### GIVEN RECORDS
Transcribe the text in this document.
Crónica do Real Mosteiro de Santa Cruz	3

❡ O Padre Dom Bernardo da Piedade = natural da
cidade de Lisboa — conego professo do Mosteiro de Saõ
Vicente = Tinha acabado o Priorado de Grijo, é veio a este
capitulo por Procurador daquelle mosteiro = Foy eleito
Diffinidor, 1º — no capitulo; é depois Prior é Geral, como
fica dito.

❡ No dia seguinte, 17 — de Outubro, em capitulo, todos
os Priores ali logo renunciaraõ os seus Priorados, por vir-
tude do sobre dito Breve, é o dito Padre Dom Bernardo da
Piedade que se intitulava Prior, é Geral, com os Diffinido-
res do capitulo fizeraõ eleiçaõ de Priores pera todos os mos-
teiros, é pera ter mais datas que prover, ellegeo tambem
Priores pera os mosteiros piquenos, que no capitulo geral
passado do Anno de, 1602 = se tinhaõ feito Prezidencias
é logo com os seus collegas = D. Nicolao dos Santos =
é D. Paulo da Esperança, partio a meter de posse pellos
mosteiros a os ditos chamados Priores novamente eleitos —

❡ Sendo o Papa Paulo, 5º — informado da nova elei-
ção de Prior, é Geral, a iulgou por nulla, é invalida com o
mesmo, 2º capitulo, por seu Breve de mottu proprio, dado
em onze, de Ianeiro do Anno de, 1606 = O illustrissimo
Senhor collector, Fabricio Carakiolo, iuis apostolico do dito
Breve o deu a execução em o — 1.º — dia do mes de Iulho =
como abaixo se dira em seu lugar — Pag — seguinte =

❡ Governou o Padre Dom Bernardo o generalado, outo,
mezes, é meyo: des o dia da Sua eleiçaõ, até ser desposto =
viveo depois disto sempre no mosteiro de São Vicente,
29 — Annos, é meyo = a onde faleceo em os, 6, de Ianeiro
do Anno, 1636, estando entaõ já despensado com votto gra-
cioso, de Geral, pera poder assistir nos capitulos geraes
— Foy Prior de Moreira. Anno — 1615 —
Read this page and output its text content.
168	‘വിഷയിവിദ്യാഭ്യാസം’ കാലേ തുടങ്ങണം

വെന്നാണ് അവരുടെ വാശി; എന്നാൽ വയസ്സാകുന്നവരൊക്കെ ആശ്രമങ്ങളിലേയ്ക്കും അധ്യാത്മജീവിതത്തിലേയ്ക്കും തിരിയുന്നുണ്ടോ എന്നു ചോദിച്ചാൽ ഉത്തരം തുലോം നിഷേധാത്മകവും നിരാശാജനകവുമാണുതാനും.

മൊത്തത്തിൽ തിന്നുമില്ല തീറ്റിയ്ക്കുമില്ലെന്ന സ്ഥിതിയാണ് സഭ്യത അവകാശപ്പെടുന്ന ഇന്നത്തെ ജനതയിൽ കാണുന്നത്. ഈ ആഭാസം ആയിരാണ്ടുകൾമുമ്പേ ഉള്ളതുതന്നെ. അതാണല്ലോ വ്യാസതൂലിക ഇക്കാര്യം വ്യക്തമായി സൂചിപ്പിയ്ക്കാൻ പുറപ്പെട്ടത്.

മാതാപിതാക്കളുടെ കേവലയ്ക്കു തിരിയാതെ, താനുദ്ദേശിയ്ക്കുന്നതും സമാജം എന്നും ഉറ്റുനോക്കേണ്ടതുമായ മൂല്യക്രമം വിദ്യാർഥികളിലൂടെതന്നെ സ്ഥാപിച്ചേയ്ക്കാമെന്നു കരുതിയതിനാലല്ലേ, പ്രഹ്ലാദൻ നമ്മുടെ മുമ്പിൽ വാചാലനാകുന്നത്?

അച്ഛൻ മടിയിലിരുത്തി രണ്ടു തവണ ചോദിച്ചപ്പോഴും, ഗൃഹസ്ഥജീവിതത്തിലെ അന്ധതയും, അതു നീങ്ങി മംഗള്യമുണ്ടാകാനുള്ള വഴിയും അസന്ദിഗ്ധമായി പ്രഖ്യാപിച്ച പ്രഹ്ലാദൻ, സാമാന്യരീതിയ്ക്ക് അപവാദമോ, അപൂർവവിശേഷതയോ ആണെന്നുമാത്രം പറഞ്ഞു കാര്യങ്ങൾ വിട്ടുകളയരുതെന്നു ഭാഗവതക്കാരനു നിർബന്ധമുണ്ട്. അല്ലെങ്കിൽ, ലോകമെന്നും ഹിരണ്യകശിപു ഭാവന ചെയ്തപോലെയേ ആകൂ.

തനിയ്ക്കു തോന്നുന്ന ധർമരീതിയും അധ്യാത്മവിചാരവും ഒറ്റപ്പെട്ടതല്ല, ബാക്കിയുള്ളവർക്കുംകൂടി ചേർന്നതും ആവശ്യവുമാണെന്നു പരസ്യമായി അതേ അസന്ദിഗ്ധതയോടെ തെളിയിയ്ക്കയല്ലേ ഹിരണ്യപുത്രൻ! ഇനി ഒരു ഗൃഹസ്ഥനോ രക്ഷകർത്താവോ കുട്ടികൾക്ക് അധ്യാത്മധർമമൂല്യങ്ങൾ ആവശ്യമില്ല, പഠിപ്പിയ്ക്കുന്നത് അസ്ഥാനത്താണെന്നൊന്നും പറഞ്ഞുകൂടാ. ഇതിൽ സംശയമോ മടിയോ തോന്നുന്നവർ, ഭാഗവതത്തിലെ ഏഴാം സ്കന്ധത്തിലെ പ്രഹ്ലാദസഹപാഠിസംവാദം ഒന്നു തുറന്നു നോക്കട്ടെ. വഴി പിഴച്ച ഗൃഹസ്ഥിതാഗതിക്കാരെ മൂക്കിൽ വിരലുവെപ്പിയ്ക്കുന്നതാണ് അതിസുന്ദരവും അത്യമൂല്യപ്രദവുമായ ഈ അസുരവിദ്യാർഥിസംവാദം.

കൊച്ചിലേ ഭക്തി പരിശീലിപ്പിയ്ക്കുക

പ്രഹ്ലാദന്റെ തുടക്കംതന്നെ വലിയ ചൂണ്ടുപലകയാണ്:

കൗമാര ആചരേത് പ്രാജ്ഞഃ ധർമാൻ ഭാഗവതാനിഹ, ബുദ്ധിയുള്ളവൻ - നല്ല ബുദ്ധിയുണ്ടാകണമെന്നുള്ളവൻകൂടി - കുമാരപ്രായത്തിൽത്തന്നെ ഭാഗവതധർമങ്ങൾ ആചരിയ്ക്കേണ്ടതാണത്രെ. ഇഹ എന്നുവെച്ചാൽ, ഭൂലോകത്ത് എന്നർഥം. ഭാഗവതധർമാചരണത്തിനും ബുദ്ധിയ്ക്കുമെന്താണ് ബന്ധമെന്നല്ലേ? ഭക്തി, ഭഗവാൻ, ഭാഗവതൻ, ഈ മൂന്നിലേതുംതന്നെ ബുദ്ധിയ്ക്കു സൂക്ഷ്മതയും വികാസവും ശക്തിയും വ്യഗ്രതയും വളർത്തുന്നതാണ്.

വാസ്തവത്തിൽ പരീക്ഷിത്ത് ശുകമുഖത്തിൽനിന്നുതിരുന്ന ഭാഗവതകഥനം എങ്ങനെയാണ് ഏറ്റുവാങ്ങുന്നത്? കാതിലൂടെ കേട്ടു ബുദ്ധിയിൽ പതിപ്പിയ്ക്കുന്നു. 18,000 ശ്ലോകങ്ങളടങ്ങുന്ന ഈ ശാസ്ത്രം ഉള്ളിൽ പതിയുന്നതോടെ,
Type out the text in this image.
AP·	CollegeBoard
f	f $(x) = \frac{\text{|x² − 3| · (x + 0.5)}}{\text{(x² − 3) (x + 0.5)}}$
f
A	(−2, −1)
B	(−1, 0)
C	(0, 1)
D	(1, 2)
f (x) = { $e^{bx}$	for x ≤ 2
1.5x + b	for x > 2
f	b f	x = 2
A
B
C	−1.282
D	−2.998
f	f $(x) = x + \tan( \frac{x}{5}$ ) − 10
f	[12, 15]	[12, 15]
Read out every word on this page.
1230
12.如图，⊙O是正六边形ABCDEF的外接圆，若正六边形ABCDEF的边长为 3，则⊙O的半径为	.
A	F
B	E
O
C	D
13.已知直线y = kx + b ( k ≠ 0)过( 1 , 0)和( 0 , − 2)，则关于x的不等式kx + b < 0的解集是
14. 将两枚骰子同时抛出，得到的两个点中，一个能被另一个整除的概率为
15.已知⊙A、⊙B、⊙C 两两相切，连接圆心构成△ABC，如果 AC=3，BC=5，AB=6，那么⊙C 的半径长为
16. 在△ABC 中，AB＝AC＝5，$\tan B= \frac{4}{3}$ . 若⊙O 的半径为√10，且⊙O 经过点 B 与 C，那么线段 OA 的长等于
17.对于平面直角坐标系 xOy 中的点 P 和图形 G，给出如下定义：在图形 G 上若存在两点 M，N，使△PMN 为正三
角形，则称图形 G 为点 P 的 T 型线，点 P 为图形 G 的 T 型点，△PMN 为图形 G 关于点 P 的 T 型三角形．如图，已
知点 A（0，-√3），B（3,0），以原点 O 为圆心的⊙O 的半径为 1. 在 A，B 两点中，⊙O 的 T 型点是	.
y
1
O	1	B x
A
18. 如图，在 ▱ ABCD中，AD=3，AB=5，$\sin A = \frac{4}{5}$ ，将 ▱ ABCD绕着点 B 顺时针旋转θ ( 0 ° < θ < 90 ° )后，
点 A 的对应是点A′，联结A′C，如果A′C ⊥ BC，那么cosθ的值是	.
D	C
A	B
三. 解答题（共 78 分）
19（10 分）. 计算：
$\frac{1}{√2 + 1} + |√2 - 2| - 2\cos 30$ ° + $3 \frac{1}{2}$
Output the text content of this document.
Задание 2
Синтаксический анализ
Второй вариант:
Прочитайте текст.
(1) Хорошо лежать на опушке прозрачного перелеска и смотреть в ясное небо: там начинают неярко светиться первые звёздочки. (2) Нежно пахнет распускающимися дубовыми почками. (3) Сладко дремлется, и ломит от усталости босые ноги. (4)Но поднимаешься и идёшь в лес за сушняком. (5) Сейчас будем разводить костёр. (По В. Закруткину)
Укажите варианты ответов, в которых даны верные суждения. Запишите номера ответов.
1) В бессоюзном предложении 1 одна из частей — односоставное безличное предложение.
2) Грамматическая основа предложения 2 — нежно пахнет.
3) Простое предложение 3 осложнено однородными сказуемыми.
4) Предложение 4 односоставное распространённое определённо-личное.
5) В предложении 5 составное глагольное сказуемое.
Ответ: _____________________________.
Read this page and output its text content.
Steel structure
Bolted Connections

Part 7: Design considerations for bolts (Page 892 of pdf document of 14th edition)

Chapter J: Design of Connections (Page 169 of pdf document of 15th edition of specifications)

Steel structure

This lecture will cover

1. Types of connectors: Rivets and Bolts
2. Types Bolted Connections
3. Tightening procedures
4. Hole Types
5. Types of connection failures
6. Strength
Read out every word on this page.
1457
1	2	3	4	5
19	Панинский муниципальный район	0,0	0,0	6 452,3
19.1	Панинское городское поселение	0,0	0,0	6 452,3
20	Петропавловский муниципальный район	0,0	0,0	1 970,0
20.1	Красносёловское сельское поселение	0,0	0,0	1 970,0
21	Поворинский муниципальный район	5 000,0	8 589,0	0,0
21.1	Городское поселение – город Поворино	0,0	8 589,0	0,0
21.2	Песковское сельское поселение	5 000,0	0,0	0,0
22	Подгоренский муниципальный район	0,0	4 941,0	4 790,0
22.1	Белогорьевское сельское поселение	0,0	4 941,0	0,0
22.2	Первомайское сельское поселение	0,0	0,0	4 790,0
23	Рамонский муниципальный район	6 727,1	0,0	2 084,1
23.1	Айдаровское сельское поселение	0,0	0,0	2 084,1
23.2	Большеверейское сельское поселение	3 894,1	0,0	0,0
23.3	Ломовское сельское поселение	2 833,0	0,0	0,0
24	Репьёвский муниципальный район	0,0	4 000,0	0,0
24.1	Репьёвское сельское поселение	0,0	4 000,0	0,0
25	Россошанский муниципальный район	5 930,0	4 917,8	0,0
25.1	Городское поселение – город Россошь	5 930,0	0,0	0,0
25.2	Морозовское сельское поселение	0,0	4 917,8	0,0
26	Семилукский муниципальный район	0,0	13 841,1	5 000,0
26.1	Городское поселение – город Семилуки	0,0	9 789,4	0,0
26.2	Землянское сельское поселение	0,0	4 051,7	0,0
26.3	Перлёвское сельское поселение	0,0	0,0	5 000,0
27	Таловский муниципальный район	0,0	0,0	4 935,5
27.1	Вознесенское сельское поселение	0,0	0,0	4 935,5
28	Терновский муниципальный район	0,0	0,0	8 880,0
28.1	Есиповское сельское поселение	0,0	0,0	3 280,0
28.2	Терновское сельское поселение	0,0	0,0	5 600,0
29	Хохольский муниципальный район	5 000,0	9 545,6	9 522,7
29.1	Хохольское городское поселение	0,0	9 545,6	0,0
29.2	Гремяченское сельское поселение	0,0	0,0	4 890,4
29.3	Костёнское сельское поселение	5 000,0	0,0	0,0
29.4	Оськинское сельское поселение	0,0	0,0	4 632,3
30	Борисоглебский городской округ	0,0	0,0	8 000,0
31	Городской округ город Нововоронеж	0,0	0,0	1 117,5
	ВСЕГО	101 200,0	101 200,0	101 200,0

### WORK REQUIRED
Search the data above for the string "Connections" and return every line that has it.

### SOLUTION TO THE PROBLEM
Bolted Connections
Chapter J: Design of Connections (Page 169 of pdf document of 15th edition of specifications)
2. Types Bolted Connections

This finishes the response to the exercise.